Report how many lines in the records below contain the word "Answer". Give only the number.

####

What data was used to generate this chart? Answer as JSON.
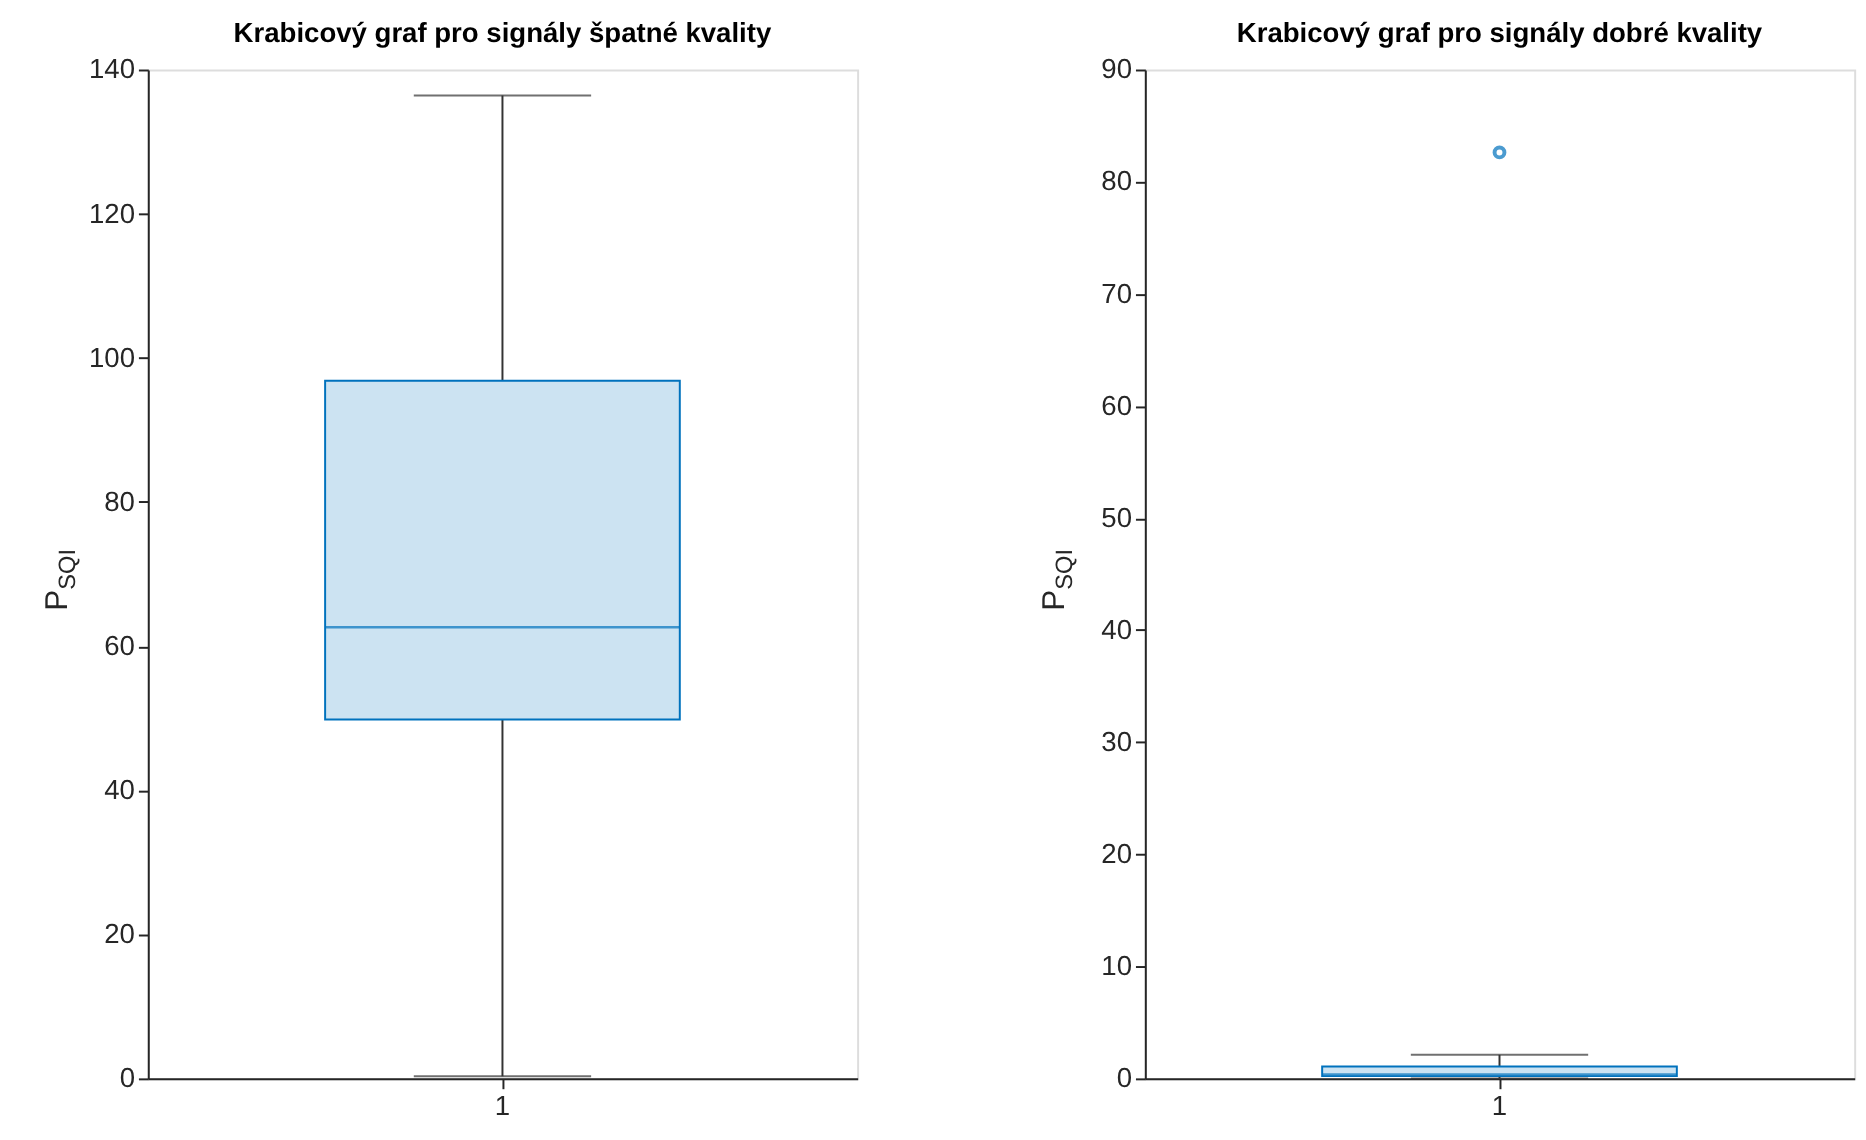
{
  "chart_data": [
    {
      "type": "box",
      "title": "Krabicový graf pro signály špatné kvality",
      "ylabel": "P$_{SQI}$",
      "categories": [
        "1"
      ],
      "ylim": [
        0,
        140
      ],
      "yticks": [
        0,
        20,
        40,
        60,
        80,
        100,
        120,
        140
      ],
      "grid": false,
      "series": [
        {
          "color": "#0072bd",
          "boxes": [
            {
              "low": 0.3,
              "q1": 49.8,
              "median": 62.6,
              "q3": 96.8,
              "high": 136.4
            }
          ]
        }
      ]
    },
    {
      "type": "box",
      "title": "Krabicový graf pro signály dobré kvality",
      "ylabel": "P$_{SQI}$",
      "categories": [
        "1"
      ],
      "ylim": [
        0,
        90
      ],
      "yticks": [
        0,
        10,
        20,
        30,
        40,
        50,
        60,
        70,
        80,
        90
      ],
      "grid": false,
      "series": [
        {
          "color": "#0072bd",
          "boxes": [
            {
              "low": 0,
              "q1": 0.2,
              "median": 0.35,
              "q3": 1.05,
              "high": 2.1,
              "outliers": [
                82.6
              ]
            }
          ]
        }
      ]
    }
  ]
}
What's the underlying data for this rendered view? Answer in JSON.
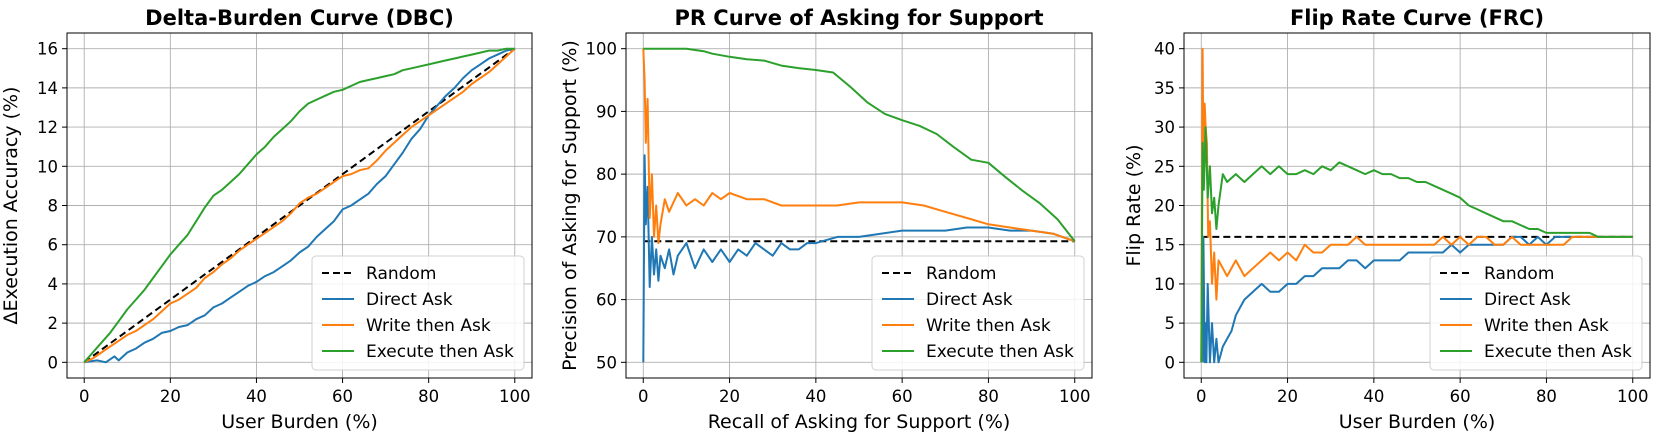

####

▶ Result for this exercise
2